===== Records for this task
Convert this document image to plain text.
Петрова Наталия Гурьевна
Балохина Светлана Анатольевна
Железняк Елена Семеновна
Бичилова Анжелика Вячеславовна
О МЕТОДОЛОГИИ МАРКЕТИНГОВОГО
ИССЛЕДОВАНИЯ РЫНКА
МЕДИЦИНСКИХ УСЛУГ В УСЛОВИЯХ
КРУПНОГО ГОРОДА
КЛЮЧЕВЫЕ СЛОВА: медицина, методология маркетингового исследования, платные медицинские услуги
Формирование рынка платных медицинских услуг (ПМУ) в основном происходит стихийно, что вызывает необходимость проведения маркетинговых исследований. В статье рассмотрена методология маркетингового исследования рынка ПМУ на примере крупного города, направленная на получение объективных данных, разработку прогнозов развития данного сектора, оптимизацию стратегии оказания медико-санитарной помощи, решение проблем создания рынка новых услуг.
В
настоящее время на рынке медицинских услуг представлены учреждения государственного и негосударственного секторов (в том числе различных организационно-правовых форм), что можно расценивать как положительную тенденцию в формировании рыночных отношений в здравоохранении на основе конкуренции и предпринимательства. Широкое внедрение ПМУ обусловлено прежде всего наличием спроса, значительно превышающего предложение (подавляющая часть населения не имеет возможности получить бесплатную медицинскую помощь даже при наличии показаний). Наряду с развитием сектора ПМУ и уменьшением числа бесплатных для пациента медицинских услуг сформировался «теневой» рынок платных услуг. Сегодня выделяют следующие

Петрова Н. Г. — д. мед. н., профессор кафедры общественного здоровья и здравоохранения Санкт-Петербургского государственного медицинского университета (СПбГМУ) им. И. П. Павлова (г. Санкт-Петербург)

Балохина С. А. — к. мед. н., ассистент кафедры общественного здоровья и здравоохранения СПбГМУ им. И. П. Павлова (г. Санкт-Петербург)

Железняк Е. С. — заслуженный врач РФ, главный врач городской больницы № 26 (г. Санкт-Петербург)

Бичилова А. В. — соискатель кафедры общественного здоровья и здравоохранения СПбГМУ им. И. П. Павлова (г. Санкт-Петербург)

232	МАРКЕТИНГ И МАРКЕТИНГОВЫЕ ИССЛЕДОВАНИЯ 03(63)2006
==========
◆ Your goal:
All the data must be duplicated exactly, with nothing added or removed.

◆ Output for this task:
Convert this document image to plain text.
Петрова Наталия Гурьевна
Балохина Светлана Анатольевна
Железняк Елена Семеновна
Бичилова Анжелика Вячеславовна
О МЕТОДОЛОГИИ МАРКЕТИНГОВОГО
ИССЛЕДОВАНИЯ РЫНКА
МЕДИЦИНСКИХ УСЛУГ В УСЛОВИЯХ
КРУПНОГО ГОРОДА
КЛЮЧЕВЫЕ СЛОВА: медицина, методология маркетингового исследования, платные медицинские услуги
Формирование рынка платных медицинских услуг (ПМУ) в основном происходит стихийно, что вызывает необходимость проведения маркетинговых исследований. В статье рассмотрена методология маркетингового исследования рынка ПМУ на примере крупного города, направленная на получение объективных данных, разработку прогнозов развития данного сектора, оптимизацию стратегии оказания медико-санитарной помощи, решение проблем создания рынка новых услуг.
В
настоящее время на рынке медицинских услуг представлены учреждения государственного и негосударственного секторов (в том числе различных организационно-правовых форм), что можно расценивать как положительную тенденцию в формировании рыночных отношений в здравоохранении на основе конкуренции и предпринимательства. Широкое внедрение ПМУ обусловлено прежде всего наличием спроса, значительно превышающего предложение (подавляющая часть населения не имеет возможности получить бесплатную медицинскую помощь даже при наличии показаний). Наряду с развитием сектора ПМУ и уменьшением числа бесплатных для пациента медицинских услуг сформировался «теневой» рынок платных услуг. Сегодня выделяют следующие

Петрова Н. Г. — д. мед. н., профессор кафедры общественного здоровья и здравоохранения Санкт-Петербургского государственного медицинского университета (СПбГМУ) им. И. П. Павлова (г. Санкт-Петербург)

Балохина С. А. — к. мед. н., ассистент кафедры общественного здоровья и здравоохранения СПбГМУ им. И. П. Павлова (г. Санкт-Петербург)

Железняк Е. С. — заслуженный врач РФ, главный врач городской больницы № 26 (г. Санкт-Петербург)

Бичилова А. В. — соискатель кафедры общественного здоровья и здравоохранения СПбГМУ им. И. П. Павлова (г. Санкт-Петербург)

232	МАРКЕТИНГ И МАРКЕТИНГОВЫЕ ИССЛЕДОВАНИЯ 03(63)2006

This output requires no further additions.